*Problem*.
Transcribe the records in full, keeping every character as it is.

[Stored items]

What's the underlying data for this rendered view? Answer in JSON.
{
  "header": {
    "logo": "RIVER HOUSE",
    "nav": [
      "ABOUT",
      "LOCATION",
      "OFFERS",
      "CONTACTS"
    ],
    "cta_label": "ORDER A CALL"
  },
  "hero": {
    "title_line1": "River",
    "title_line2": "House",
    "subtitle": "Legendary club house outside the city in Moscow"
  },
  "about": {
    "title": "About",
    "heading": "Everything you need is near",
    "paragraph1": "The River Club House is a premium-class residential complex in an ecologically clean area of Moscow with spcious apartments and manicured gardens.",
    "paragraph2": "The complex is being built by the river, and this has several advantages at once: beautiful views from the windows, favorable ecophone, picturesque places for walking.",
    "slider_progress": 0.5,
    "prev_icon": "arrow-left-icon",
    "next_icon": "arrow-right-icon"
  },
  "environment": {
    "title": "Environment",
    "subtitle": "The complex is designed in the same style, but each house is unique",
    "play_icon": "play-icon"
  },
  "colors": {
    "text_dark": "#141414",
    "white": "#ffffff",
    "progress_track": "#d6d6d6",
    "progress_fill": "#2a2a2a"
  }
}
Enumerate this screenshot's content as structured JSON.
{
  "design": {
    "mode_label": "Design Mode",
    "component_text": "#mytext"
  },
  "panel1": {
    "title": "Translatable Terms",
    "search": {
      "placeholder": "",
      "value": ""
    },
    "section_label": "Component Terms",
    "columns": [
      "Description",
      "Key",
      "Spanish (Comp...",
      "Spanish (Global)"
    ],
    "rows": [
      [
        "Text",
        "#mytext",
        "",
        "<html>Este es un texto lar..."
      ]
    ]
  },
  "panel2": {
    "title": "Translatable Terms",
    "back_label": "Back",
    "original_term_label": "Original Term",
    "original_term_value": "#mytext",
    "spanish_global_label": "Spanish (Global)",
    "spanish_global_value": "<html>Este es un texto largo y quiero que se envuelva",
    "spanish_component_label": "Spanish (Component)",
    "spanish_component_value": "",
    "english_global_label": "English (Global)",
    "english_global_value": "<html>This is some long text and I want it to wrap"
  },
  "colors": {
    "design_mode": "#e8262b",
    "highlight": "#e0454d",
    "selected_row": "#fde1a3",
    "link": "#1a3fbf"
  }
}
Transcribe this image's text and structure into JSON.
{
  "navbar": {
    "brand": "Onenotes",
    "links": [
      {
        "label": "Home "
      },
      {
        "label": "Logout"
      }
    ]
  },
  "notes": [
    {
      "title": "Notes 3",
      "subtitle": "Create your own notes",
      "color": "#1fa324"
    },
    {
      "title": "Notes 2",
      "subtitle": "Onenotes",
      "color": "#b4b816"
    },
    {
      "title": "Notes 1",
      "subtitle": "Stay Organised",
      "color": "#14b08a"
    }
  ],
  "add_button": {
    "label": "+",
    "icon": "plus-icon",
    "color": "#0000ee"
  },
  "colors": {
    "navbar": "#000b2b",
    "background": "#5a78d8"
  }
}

*Response below*.
What's the underlying data for this rendered view? Answer in JSON.
{
  "header": {
    "logo": "RIVER HOUSE",
    "nav": [
      "ABOUT",
      "LOCATION",
      "OFFERS",
      "CONTACTS"
    ],
    "cta_label": "ORDER A CALL"
  },
  "hero": {
    "title_line1": "River",
    "title_line2": "House",
    "subtitle": "Legendary club house outside the city in Moscow"
  },
  "about": {
    "title": "About",
    "heading": "Everything you need is near",
    "paragraph1": "The River Club House is a premium-class residential complex in an ecologically clean area of Moscow with spcious apartments and manicured gardens.",
    "paragraph2": "The complex is being built by the river, and this has several advantages at once: beautiful views from the windows, favorable ecophone, picturesque places for walking.",
    "slider_progress": 0.5,
    "prev_icon": "arrow-left-icon",
    "next_icon": "arrow-right-icon"
  },
  "environment": {
    "title": "Environment",
    "subtitle": "The complex is designed in the same style, but each house is unique",
    "play_icon": "play-icon"
  },
  "colors": {
    "text_dark": "#141414",
    "white": "#ffffff",
    "progress_track": "#d6d6d6",
    "progress_fill": "#2a2a2a"
  }
}
Enumerate this screenshot's content as structured JSON.
{
  "design": {
    "mode_label": "Design Mode",
    "component_text": "#mytext"
  },
  "panel1": {
    "title": "Translatable Terms",
    "search": {
      "placeholder": "",
      "value": ""
    },
    "section_label": "Component Terms",
    "columns": [
      "Description",
      "Key",
      "Spanish (Comp...",
      "Spanish (Global)"
    ],
    "rows": [
      [
        "Text",
        "#mytext",
        "",
        "<html>Este es un texto lar..."
      ]
    ]
  },
  "panel2": {
    "title": "Translatable Terms",
    "back_label": "Back",
    "original_term_label": "Original Term",
    "original_term_value": "#mytext",
    "spanish_global_label": "Spanish (Global)",
    "spanish_global_value": "<html>Este es un texto largo y quiero que se envuelva",
    "spanish_component_label": "Spanish (Component)",
    "spanish_component_value": "",
    "english_global_label": "English (Global)",
    "english_global_value": "<html>This is some long text and I want it to wrap"
  },
  "colors": {
    "design_mode": "#e8262b",
    "highlight": "#e0454d",
    "selected_row": "#fde1a3",
    "link": "#1a3fbf"
  }
}
Transcribe this image's text and structure into JSON.
{
  "navbar": {
    "brand": "Onenotes",
    "links": [
      {
        "label": "Home "
      },
      {
        "label": "Logout"
      }
    ]
  },
  "notes": [
    {
      "title": "Notes 3",
      "subtitle": "Create your own notes",
      "color": "#1fa324"
    },
    {
      "title": "Notes 2",
      "subtitle": "Onenotes",
      "color": "#b4b816"
    },
    {
      "title": "Notes 1",
      "subtitle": "Stay Organised",
      "color": "#14b08a"
    }
  ],
  "add_button": {
    "label": "+",
    "icon": "plus-icon",
    "color": "#0000ee"
  },
  "colors": {
    "navbar": "#000b2b",
    "background": "#5a78d8"
  }
}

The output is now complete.